Extracted records
+ + +

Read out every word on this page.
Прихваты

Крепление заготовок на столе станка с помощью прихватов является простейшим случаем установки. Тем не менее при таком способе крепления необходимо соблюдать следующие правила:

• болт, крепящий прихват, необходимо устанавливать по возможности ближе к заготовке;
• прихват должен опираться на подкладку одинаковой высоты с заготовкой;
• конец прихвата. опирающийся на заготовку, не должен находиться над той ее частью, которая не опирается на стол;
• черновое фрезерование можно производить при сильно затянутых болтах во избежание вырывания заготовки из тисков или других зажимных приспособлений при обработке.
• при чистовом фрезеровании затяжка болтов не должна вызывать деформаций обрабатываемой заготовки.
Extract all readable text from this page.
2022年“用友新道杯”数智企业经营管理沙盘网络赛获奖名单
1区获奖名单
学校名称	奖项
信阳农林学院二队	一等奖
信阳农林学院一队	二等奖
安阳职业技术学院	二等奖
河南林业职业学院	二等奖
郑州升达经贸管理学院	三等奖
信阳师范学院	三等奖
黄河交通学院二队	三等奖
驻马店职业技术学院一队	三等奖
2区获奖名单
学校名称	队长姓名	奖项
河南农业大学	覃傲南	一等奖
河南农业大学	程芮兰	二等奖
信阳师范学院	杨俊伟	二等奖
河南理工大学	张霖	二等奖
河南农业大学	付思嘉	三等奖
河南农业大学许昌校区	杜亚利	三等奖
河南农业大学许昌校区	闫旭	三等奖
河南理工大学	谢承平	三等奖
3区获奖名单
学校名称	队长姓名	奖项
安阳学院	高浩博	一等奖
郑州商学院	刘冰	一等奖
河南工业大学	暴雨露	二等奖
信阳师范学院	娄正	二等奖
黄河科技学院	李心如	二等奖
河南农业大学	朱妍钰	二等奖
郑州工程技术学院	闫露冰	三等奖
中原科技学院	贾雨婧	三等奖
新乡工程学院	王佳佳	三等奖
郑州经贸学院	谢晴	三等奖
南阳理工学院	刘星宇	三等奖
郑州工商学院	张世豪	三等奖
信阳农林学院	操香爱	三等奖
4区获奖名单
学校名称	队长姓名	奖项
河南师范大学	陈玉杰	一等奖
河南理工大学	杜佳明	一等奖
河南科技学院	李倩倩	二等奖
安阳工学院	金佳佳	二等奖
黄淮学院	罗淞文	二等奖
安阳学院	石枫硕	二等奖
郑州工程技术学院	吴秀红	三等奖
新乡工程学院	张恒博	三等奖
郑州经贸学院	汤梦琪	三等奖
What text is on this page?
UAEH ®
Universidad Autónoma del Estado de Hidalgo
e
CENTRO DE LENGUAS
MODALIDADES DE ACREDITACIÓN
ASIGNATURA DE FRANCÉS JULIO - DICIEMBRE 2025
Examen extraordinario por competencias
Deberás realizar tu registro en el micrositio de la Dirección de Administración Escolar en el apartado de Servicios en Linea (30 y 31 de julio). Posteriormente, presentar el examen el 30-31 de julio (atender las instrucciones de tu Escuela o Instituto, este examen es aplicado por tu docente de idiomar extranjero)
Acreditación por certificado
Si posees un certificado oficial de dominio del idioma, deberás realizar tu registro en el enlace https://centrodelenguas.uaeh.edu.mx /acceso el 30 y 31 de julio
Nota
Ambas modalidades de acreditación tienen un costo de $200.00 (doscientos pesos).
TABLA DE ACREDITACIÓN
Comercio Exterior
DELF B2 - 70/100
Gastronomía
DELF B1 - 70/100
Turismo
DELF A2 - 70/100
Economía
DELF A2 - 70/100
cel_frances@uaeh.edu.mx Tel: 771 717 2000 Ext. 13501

+ + +

#### [Written problem]
Using the listing above, work out how many of its lines include "河南农业大学许昌校区", and give only the result.

#### [Written answer]
2